## start Data entries
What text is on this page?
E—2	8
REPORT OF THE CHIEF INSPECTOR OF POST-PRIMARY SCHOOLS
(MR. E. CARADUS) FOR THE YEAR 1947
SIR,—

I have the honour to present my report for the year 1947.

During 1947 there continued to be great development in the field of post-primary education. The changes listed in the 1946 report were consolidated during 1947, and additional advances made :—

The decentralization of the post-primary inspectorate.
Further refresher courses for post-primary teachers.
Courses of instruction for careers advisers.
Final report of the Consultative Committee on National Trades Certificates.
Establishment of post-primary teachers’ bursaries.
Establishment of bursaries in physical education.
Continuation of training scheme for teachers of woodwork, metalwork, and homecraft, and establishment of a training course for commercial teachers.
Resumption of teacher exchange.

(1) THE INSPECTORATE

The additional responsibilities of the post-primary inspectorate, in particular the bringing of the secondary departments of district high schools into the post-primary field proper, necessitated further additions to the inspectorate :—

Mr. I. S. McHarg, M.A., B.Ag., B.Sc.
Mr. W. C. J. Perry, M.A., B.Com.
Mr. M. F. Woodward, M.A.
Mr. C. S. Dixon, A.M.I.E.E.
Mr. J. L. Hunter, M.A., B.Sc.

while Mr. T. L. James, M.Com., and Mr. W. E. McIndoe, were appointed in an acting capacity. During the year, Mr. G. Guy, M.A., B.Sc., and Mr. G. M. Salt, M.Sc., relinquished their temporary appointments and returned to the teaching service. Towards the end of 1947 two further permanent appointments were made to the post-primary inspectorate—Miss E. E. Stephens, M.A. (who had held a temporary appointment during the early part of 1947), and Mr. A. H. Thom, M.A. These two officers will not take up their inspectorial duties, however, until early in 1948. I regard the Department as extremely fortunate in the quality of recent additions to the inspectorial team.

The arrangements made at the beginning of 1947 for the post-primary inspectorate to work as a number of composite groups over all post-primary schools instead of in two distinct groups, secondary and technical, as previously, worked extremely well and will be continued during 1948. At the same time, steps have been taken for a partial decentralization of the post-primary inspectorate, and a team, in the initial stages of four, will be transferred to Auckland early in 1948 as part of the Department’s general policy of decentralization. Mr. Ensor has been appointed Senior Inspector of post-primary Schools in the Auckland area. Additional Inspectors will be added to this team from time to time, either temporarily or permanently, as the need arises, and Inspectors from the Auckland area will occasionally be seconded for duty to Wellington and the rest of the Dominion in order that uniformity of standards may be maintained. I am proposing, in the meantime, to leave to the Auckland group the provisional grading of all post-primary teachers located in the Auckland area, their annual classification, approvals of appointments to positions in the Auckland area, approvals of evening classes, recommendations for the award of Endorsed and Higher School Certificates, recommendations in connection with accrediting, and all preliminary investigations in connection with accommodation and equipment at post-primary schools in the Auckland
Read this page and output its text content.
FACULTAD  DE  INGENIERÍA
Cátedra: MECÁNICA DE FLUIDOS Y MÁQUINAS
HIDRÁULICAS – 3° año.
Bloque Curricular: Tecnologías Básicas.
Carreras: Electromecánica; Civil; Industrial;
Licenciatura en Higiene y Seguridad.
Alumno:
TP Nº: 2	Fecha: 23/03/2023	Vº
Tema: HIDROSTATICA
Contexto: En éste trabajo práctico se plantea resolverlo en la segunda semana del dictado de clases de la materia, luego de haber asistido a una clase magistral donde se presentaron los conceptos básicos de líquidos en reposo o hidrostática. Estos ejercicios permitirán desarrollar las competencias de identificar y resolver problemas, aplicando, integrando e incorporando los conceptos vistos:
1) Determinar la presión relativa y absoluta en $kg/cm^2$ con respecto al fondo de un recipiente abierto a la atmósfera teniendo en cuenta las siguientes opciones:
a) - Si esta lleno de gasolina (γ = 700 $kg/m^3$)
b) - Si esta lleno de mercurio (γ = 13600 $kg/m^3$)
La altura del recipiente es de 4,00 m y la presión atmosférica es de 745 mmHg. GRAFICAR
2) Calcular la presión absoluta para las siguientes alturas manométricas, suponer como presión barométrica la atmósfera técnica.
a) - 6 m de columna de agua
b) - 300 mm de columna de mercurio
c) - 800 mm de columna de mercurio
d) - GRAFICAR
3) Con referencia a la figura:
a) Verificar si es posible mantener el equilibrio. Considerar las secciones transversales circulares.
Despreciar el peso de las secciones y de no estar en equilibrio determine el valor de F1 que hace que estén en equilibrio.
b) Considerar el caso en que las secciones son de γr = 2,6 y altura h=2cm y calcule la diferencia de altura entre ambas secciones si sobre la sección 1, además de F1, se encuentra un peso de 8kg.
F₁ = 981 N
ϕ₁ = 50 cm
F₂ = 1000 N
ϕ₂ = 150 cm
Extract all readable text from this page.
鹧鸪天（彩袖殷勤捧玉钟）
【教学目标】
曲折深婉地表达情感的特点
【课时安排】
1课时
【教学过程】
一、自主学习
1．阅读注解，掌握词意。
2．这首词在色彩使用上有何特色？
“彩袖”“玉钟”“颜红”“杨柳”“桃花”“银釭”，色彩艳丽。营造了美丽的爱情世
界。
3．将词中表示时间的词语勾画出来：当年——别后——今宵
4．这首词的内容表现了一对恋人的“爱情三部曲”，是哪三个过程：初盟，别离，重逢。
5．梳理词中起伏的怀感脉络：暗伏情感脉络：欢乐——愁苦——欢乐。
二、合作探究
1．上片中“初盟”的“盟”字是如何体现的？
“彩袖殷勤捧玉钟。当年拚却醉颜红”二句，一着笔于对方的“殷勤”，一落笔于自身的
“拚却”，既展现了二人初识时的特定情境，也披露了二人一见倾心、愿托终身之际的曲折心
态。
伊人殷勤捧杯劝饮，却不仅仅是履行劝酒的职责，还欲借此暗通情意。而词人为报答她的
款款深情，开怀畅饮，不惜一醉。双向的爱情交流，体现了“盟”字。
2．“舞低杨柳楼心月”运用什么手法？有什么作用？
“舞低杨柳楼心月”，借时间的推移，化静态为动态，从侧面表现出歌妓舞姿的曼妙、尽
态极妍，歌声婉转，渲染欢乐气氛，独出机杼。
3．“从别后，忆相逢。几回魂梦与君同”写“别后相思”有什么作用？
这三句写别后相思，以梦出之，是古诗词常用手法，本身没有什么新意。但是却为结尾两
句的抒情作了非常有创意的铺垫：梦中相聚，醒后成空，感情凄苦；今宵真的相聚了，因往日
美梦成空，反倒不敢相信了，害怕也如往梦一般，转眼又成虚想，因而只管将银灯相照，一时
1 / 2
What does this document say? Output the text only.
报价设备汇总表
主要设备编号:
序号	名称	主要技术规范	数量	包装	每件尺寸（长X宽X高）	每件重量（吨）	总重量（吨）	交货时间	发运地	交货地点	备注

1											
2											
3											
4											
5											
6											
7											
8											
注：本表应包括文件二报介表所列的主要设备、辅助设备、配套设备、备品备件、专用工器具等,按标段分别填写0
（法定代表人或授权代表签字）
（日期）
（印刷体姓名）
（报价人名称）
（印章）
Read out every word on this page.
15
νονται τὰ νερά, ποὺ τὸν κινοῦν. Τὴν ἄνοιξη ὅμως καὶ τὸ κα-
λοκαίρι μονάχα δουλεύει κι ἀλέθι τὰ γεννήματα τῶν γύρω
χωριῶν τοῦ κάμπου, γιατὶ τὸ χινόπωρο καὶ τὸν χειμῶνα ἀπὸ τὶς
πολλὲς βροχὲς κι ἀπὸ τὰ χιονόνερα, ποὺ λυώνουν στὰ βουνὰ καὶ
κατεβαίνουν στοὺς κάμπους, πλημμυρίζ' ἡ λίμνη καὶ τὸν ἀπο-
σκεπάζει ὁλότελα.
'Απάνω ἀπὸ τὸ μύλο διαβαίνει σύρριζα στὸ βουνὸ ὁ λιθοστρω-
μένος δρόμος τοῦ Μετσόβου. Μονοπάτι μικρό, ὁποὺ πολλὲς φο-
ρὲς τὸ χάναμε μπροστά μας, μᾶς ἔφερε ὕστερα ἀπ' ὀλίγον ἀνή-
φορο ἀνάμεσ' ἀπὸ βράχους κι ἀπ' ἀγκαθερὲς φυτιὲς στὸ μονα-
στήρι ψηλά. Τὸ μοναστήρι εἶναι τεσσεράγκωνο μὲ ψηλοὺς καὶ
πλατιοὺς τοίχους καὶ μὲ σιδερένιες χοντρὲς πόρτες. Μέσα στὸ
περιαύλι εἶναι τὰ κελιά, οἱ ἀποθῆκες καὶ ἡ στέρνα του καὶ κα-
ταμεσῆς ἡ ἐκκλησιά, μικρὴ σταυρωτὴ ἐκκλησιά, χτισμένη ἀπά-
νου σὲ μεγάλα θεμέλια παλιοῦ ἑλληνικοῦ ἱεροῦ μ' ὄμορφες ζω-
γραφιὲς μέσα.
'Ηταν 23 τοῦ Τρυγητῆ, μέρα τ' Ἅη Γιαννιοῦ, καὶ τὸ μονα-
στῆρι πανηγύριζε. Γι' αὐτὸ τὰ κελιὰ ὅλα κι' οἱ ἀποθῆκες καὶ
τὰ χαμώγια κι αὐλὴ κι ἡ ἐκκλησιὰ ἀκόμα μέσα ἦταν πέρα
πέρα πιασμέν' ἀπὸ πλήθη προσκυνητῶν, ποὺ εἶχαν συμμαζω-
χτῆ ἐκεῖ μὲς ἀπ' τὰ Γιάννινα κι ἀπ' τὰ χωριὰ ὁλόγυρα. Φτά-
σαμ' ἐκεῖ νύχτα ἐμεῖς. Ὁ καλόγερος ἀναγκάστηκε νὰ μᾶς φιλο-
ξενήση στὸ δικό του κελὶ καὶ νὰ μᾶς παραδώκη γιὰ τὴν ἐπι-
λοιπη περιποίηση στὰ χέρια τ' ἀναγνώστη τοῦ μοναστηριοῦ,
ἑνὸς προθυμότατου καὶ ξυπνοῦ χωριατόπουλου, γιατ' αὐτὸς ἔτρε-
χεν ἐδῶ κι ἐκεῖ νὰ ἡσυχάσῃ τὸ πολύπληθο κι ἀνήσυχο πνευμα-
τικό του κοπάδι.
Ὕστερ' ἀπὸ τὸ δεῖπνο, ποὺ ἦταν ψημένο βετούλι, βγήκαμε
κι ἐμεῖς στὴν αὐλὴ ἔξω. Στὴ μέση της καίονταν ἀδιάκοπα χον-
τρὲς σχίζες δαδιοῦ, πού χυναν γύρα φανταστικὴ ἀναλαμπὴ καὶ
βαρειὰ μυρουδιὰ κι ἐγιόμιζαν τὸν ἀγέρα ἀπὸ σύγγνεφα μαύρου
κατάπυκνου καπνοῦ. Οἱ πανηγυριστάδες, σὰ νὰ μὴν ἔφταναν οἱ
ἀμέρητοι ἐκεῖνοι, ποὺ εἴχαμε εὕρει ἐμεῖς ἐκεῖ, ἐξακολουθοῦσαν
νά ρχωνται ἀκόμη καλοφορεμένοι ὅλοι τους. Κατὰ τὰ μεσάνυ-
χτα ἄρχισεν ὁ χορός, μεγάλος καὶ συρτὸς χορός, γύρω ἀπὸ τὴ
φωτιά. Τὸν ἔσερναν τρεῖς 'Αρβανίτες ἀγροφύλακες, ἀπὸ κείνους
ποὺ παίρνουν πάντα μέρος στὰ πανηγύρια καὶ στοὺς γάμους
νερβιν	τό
## end Data entries
Check each line of the records for "lleno" and copy the ones that contain it.

a) - Si esta lleno de gasolina (γ = 700 $kg/m^3$)
b) - Si esta lleno de mercurio (γ = 13600 $kg/m^3$)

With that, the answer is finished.